──────── Entries shown ────────

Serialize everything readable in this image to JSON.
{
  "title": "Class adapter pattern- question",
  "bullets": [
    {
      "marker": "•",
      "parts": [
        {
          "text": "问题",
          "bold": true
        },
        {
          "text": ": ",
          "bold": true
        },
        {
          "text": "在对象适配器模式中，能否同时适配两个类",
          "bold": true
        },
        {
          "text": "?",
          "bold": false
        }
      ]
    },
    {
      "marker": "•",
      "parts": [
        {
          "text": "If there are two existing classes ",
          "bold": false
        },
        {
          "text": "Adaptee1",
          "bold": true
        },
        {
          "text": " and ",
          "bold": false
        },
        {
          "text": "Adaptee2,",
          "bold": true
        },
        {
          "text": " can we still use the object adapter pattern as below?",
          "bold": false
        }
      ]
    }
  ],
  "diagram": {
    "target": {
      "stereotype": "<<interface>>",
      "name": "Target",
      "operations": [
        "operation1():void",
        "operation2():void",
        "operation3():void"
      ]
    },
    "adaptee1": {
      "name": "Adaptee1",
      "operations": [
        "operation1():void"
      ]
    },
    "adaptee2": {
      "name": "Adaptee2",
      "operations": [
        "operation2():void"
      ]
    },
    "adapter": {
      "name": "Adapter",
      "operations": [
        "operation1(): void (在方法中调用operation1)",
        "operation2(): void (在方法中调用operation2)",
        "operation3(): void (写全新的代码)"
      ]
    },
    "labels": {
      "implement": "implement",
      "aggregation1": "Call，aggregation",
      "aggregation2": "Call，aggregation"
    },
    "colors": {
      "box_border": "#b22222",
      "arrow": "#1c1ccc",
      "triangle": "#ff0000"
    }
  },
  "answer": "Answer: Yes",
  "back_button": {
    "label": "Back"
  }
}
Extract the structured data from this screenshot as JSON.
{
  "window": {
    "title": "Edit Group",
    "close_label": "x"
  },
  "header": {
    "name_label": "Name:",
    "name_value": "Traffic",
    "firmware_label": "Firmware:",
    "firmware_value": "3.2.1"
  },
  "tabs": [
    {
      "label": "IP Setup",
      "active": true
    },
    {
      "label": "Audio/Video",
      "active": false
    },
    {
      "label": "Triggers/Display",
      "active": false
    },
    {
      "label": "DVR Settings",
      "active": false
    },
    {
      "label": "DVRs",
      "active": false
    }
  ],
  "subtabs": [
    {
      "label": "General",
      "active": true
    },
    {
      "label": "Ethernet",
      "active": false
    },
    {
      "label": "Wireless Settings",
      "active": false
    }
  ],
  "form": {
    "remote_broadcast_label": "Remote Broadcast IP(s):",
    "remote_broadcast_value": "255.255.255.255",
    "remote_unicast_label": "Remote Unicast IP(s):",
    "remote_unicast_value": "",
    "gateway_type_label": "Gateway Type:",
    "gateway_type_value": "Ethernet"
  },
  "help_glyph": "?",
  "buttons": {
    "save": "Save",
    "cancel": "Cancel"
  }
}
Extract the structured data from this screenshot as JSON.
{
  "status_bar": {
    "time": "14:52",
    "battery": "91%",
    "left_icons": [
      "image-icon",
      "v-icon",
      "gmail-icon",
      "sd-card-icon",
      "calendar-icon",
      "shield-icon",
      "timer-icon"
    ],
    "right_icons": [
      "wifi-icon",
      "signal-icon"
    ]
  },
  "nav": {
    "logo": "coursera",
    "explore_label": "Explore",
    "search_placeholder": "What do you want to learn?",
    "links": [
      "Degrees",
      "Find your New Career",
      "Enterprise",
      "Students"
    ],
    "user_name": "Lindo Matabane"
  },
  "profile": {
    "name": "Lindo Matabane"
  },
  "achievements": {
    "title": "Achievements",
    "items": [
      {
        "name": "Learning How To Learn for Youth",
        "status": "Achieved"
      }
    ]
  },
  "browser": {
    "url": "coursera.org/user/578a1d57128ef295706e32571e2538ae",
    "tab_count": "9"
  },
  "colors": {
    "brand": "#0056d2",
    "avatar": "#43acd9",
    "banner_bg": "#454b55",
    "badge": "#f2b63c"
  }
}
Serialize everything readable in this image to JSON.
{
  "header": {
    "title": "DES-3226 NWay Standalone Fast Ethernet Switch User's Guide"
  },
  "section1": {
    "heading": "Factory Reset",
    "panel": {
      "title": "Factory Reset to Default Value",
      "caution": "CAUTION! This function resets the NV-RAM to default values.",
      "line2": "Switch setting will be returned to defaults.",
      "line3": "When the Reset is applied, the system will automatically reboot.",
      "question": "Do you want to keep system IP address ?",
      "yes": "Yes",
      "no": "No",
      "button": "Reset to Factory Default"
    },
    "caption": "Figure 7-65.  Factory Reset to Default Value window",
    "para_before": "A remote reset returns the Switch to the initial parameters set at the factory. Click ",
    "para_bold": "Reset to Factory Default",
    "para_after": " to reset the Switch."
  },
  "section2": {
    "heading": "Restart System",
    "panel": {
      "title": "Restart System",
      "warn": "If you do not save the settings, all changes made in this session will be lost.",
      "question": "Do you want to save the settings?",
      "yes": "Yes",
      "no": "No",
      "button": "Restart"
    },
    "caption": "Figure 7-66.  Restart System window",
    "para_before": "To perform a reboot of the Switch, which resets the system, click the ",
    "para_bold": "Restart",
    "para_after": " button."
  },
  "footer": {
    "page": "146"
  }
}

────────

» **Objective**: From the data above, extract every line in its exact form.

» **Expected output**:
Serialize everything readable in this image to JSON.
{
  "title": "Class adapter pattern- question",
  "bullets": [
    {
      "marker": "•",
      "parts": [
        {
          "text": "问题",
          "bold": true
        },
        {
          "text": ": ",
          "bold": true
        },
        {
          "text": "在对象适配器模式中，能否同时适配两个类",
          "bold": true
        },
        {
          "text": "?",
          "bold": false
        }
      ]
    },
    {
      "marker": "•",
      "parts": [
        {
          "text": "If there are two existing classes ",
          "bold": false
        },
        {
          "text": "Adaptee1",
          "bold": true
        },
        {
          "text": " and ",
          "bold": false
        },
        {
          "text": "Adaptee2,",
          "bold": true
        },
        {
          "text": " can we still use the object adapter pattern as below?",
          "bold": false
        }
      ]
    }
  ],
  "diagram": {
    "target": {
      "stereotype": "<<interface>>",
      "name": "Target",
      "operations": [
        "operation1():void",
        "operation2():void",
        "operation3():void"
      ]
    },
    "adaptee1": {
      "name": "Adaptee1",
      "operations": [
        "operation1():void"
      ]
    },
    "adaptee2": {
      "name": "Adaptee2",
      "operations": [
        "operation2():void"
      ]
    },
    "adapter": {
      "name": "Adapter",
      "operations": [
        "operation1(): void (在方法中调用operation1)",
        "operation2(): void (在方法中调用operation2)",
        "operation3(): void (写全新的代码)"
      ]
    },
    "labels": {
      "implement": "implement",
      "aggregation1": "Call，aggregation",
      "aggregation2": "Call，aggregation"
    },
    "colors": {
      "box_border": "#b22222",
      "arrow": "#1c1ccc",
      "triangle": "#ff0000"
    }
  },
  "answer": "Answer: Yes",
  "back_button": {
    "label": "Back"
  }
}
Extract the structured data from this screenshot as JSON.
{
  "window": {
    "title": "Edit Group",
    "close_label": "x"
  },
  "header": {
    "name_label": "Name:",
    "name_value": "Traffic",
    "firmware_label": "Firmware:",
    "firmware_value": "3.2.1"
  },
  "tabs": [
    {
      "label": "IP Setup",
      "active": true
    },
    {
      "label": "Audio/Video",
      "active": false
    },
    {
      "label": "Triggers/Display",
      "active": false
    },
    {
      "label": "DVR Settings",
      "active": false
    },
    {
      "label": "DVRs",
      "active": false
    }
  ],
  "subtabs": [
    {
      "label": "General",
      "active": true
    },
    {
      "label": "Ethernet",
      "active": false
    },
    {
      "label": "Wireless Settings",
      "active": false
    }
  ],
  "form": {
    "remote_broadcast_label": "Remote Broadcast IP(s):",
    "remote_broadcast_value": "255.255.255.255",
    "remote_unicast_label": "Remote Unicast IP(s):",
    "remote_unicast_value": "",
    "gateway_type_label": "Gateway Type:",
    "gateway_type_value": "Ethernet"
  },
  "help_glyph": "?",
  "buttons": {
    "save": "Save",
    "cancel": "Cancel"
  }
}
Extract the structured data from this screenshot as JSON.
{
  "status_bar": {
    "time": "14:52",
    "battery": "91%",
    "left_icons": [
      "image-icon",
      "v-icon",
      "gmail-icon",
      "sd-card-icon",
      "calendar-icon",
      "shield-icon",
      "timer-icon"
    ],
    "right_icons": [
      "wifi-icon",
      "signal-icon"
    ]
  },
  "nav": {
    "logo": "coursera",
    "explore_label": "Explore",
    "search_placeholder": "What do you want to learn?",
    "links": [
      "Degrees",
      "Find your New Career",
      "Enterprise",
      "Students"
    ],
    "user_name": "Lindo Matabane"
  },
  "profile": {
    "name": "Lindo Matabane"
  },
  "achievements": {
    "title": "Achievements",
    "items": [
      {
        "name": "Learning How To Learn for Youth",
        "status": "Achieved"
      }
    ]
  },
  "browser": {
    "url": "coursera.org/user/578a1d57128ef295706e32571e2538ae",
    "tab_count": "9"
  },
  "colors": {
    "brand": "#0056d2",
    "avatar": "#43acd9",
    "banner_bg": "#454b55",
    "badge": "#f2b63c"
  }
}
Serialize everything readable in this image to JSON.
{
  "header": {
    "title": "DES-3226 NWay Standalone Fast Ethernet Switch User's Guide"
  },
  "section1": {
    "heading": "Factory Reset",
    "panel": {
      "title": "Factory Reset to Default Value",
      "caution": "CAUTION! This function resets the NV-RAM to default values.",
      "line2": "Switch setting will be returned to defaults.",
      "line3": "When the Reset is applied, the system will automatically reboot.",
      "question": "Do you want to keep system IP address ?",
      "yes": "Yes",
      "no": "No",
      "button": "Reset to Factory Default"
    },
    "caption": "Figure 7-65.  Factory Reset to Default Value window",
    "para_before": "A remote reset returns the Switch to the initial parameters set at the factory. Click ",
    "para_bold": "Reset to Factory Default",
    "para_after": " to reset the Switch."
  },
  "section2": {
    "heading": "Restart System",
    "panel": {
      "title": "Restart System",
      "warn": "If you do not save the settings, all changes made in this session will be lost.",
      "question": "Do you want to save the settings?",
      "yes": "Yes",
      "no": "No",
      "button": "Restart"
    },
    "caption": "Figure 7-66.  Restart System window",
    "para_before": "To perform a reboot of the Switch, which resets the system, click the ",
    "para_bold": "Restart",
    "para_after": " button."
  },
  "footer": {
    "page": "146"
  }
}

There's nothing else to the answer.